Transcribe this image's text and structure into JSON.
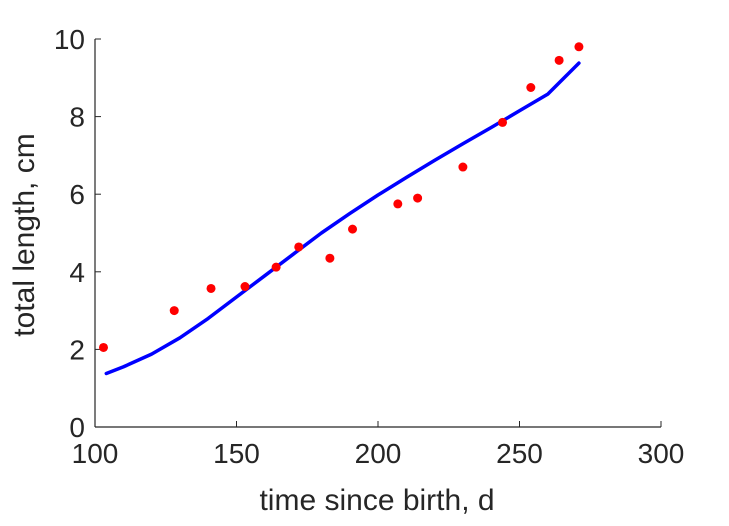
{
  "chart_data": {
    "type": "scatter",
    "xlabel": "time since birth, d",
    "ylabel": "total length, cm",
    "xlim": [
      100,
      300
    ],
    "ylim": [
      0,
      10
    ],
    "xticks": [
      100,
      150,
      200,
      250,
      300
    ],
    "yticks": [
      0,
      2,
      4,
      6,
      8,
      10
    ],
    "xtick_labels": [
      "100",
      "150",
      "200",
      "250",
      "300"
    ],
    "ytick_labels": [
      "0",
      "2",
      "4",
      "6",
      "8",
      "10"
    ],
    "grid": false,
    "series": [
      {
        "kind": "scatter",
        "color": "#ff0000",
        "x": [
          103,
          128,
          141,
          153,
          164,
          172,
          183,
          191,
          207,
          214,
          230,
          244,
          254,
          264,
          271
        ],
        "y": [
          2.05,
          3.0,
          3.57,
          3.62,
          4.12,
          4.64,
          4.35,
          5.1,
          5.75,
          5.9,
          6.7,
          7.85,
          8.75,
          9.45,
          9.8
        ]
      },
      {
        "kind": "line",
        "color": "#0000ff",
        "x": [
          104,
          110,
          120,
          130,
          140,
          150,
          160,
          170,
          180,
          190,
          200,
          210,
          220,
          230,
          240,
          250,
          260,
          271
        ],
        "y": [
          1.38,
          1.55,
          1.88,
          2.3,
          2.8,
          3.35,
          3.9,
          4.45,
          5.0,
          5.5,
          5.98,
          6.43,
          6.87,
          7.3,
          7.72,
          8.15,
          8.58,
          9.38
        ]
      }
    ]
  }
}
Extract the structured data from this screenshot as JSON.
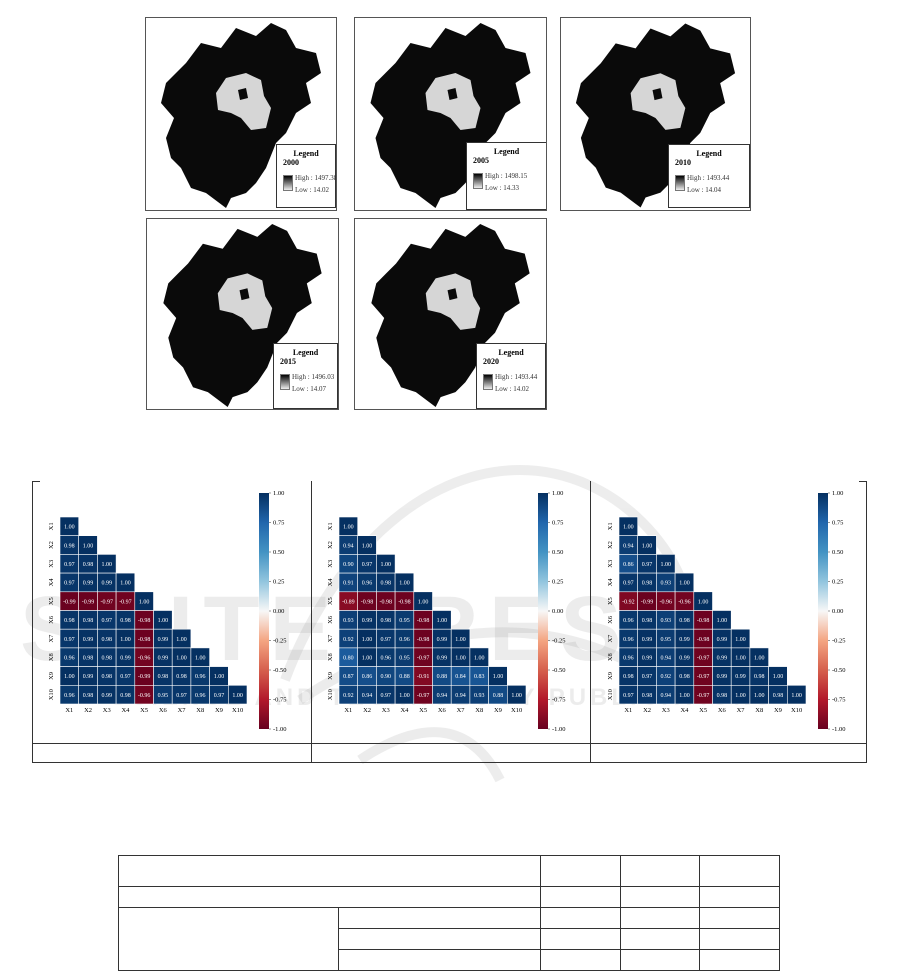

==============================

> WHAT YOU NEED TO DO: Among the entries above, identify all lines with "this" and copy them.

> RESULT OF THE TASK:
Transcribe this image's text and structure into JSON.
Extract the structured data from this screenshot as JSON.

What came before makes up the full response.